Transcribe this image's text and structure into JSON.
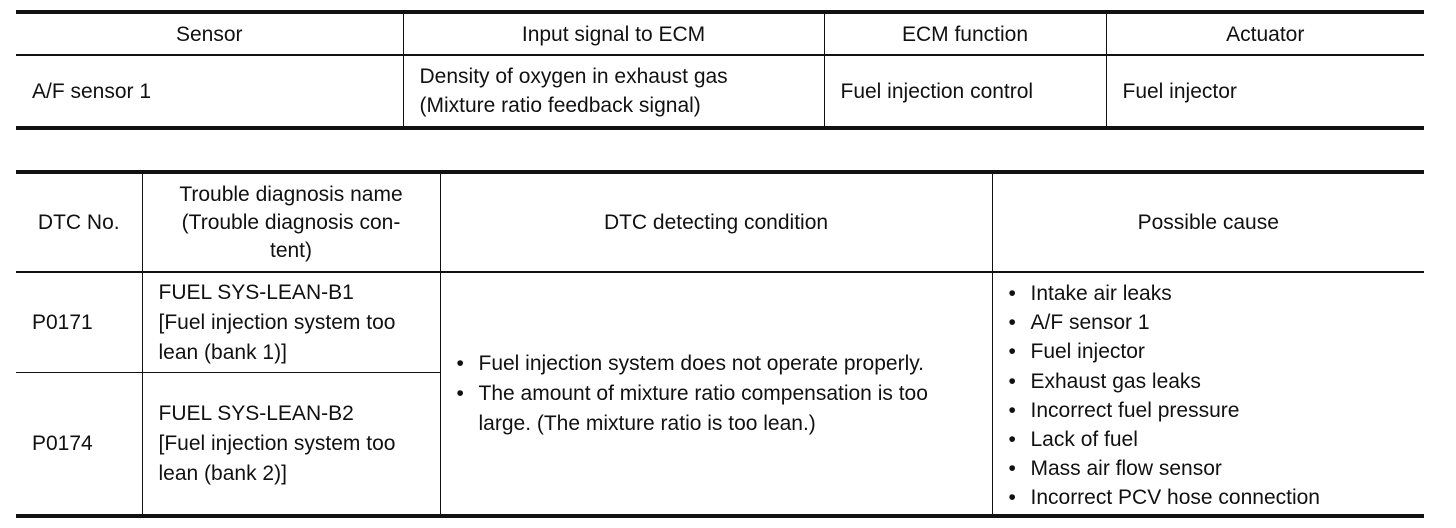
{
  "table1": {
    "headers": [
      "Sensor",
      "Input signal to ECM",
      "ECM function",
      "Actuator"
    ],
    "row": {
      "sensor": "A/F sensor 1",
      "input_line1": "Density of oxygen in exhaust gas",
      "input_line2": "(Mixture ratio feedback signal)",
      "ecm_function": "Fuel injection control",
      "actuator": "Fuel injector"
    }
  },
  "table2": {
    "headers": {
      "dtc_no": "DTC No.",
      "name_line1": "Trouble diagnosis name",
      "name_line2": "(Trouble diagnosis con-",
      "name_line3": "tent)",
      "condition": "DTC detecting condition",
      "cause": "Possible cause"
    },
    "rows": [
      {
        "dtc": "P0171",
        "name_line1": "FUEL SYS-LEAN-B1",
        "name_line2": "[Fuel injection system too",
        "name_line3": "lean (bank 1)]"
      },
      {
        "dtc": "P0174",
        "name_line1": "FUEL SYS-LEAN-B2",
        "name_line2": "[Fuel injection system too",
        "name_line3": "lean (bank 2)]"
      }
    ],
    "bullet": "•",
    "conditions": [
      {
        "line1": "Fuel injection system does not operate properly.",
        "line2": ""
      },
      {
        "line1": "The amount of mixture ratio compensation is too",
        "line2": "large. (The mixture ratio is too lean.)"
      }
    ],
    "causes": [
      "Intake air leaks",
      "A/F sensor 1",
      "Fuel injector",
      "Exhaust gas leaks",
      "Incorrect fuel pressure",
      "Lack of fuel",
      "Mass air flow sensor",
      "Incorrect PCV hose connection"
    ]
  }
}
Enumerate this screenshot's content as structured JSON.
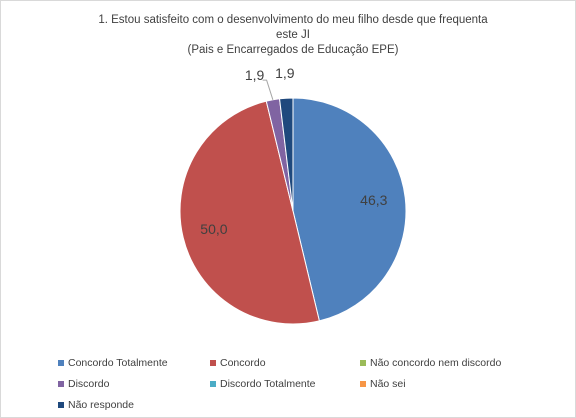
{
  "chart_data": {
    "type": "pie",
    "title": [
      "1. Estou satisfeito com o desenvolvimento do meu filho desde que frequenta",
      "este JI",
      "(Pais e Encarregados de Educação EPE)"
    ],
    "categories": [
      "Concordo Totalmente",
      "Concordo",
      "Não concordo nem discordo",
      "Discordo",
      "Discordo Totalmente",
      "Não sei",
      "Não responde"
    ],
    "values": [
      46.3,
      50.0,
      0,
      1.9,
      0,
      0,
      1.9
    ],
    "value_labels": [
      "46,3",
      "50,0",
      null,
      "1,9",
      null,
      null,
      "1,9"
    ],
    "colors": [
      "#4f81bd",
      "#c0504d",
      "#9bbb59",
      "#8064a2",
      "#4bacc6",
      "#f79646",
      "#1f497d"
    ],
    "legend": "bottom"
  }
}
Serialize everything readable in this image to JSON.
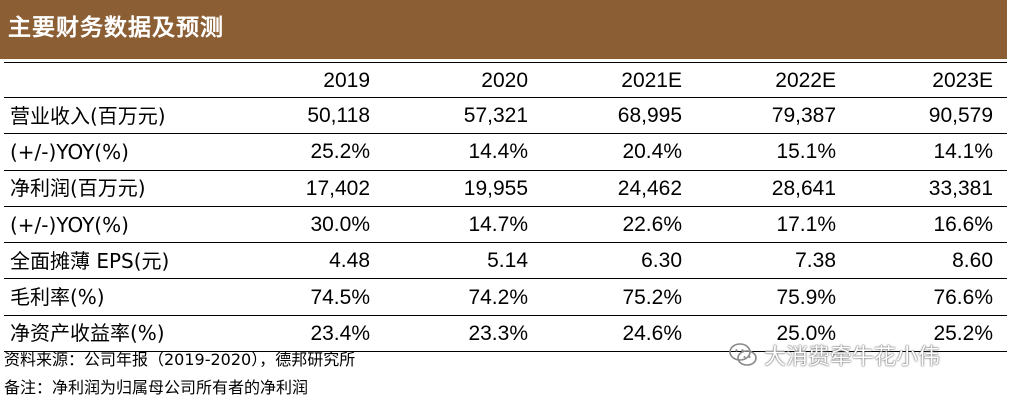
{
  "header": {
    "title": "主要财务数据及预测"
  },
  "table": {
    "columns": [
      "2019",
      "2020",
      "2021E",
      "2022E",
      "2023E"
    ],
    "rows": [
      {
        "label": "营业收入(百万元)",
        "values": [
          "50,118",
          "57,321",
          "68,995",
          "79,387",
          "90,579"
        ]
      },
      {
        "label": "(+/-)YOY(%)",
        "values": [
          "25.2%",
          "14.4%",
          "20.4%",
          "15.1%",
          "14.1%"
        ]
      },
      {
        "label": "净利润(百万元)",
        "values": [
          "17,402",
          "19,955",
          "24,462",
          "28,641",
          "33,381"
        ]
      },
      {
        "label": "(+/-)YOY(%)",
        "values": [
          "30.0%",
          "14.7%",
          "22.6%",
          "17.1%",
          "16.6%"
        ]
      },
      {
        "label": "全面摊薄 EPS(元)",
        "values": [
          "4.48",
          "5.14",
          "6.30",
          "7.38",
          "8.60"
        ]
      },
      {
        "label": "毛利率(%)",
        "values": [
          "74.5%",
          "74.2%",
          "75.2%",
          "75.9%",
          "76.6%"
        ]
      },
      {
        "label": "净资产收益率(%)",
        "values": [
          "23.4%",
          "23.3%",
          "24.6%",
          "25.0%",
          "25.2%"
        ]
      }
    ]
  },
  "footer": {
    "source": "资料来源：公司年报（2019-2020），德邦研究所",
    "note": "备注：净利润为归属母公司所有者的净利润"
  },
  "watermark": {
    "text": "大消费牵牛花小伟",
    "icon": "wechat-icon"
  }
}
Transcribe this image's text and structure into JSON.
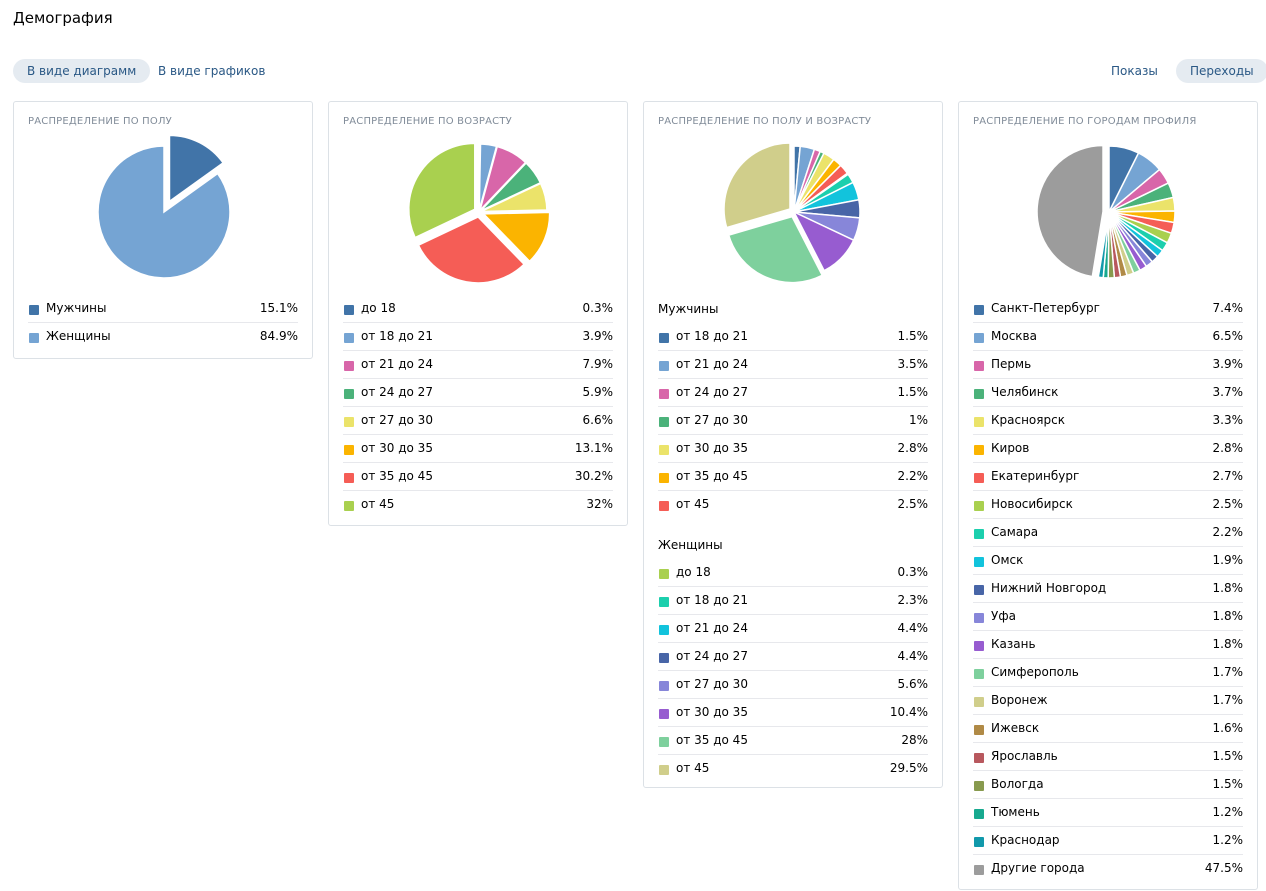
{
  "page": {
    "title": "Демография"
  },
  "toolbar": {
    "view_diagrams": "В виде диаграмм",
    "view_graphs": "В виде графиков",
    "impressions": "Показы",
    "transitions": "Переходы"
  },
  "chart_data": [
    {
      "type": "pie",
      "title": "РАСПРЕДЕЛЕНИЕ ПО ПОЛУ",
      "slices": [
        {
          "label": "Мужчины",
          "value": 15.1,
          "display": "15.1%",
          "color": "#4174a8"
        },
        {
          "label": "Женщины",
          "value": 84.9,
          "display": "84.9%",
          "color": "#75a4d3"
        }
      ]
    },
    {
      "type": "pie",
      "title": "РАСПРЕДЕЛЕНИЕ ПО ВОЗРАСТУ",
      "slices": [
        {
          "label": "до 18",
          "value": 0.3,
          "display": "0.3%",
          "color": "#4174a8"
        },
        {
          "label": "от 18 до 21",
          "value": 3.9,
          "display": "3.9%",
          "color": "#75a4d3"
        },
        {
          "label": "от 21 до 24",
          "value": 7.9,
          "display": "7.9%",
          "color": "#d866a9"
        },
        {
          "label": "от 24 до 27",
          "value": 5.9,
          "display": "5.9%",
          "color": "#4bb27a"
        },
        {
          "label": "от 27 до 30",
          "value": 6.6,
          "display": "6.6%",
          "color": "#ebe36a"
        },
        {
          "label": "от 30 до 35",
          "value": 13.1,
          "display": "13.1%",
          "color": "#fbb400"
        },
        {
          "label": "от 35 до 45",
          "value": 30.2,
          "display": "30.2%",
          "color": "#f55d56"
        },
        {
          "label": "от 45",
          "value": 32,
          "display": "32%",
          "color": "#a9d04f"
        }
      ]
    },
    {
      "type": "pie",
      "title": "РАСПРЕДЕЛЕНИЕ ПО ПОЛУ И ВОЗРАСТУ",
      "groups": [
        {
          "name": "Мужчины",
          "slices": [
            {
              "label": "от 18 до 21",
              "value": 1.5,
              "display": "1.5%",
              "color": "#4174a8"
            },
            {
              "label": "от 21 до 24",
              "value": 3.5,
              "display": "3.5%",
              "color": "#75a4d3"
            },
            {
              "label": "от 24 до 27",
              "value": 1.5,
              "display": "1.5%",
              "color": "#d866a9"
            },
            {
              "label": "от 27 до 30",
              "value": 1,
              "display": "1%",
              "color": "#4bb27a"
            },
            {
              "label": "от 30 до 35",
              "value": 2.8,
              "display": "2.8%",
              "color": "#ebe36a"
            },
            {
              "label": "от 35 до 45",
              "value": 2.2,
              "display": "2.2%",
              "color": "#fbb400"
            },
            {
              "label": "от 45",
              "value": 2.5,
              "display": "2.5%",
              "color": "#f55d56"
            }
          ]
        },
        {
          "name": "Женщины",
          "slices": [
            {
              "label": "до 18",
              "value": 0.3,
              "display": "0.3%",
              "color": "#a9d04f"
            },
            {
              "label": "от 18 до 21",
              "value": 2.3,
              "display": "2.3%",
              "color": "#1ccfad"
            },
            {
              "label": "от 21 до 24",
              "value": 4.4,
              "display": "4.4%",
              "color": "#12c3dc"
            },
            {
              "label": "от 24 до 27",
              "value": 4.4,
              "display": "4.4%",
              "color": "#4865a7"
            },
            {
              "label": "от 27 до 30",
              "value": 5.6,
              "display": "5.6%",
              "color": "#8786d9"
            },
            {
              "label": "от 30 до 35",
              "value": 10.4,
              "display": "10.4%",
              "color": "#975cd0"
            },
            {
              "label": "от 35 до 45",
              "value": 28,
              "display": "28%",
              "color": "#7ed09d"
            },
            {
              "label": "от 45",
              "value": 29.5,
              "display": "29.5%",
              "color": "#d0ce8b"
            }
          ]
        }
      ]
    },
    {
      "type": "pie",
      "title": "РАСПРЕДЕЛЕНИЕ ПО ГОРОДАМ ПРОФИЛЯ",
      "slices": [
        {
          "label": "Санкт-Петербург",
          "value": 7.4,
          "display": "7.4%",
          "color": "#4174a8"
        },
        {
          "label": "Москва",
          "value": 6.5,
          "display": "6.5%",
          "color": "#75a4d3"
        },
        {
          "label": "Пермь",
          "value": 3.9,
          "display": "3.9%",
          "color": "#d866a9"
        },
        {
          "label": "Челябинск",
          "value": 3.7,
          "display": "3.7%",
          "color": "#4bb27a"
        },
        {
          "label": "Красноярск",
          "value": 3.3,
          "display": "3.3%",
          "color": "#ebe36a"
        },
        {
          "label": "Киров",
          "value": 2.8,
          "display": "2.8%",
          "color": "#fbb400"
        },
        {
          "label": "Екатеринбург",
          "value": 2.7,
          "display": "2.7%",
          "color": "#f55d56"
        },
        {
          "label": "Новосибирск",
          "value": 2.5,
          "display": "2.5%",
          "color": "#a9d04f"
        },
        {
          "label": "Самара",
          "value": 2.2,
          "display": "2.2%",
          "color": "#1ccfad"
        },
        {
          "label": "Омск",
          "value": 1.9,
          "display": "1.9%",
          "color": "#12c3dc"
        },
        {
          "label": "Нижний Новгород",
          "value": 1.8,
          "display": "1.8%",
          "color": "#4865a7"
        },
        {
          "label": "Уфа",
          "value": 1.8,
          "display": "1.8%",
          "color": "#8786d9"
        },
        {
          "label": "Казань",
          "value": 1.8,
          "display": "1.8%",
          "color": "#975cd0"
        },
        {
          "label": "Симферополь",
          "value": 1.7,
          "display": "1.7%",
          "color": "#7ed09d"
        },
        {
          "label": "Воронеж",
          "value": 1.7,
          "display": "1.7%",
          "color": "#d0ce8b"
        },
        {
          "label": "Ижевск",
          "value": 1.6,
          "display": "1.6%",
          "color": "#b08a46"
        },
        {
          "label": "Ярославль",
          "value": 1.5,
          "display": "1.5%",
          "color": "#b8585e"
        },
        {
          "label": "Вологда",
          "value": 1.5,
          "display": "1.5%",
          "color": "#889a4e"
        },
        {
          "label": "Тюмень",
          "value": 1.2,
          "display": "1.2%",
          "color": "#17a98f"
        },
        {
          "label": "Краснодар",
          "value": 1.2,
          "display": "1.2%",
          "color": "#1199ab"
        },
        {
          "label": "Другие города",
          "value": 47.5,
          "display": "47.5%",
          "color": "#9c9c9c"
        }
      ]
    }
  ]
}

**What is expected:** Go through the material and copy out every line with "виде" in it.

**Full solution:**
    "view_diagrams": "В виде диаграмм",
    "view_graphs": "В виде графиков",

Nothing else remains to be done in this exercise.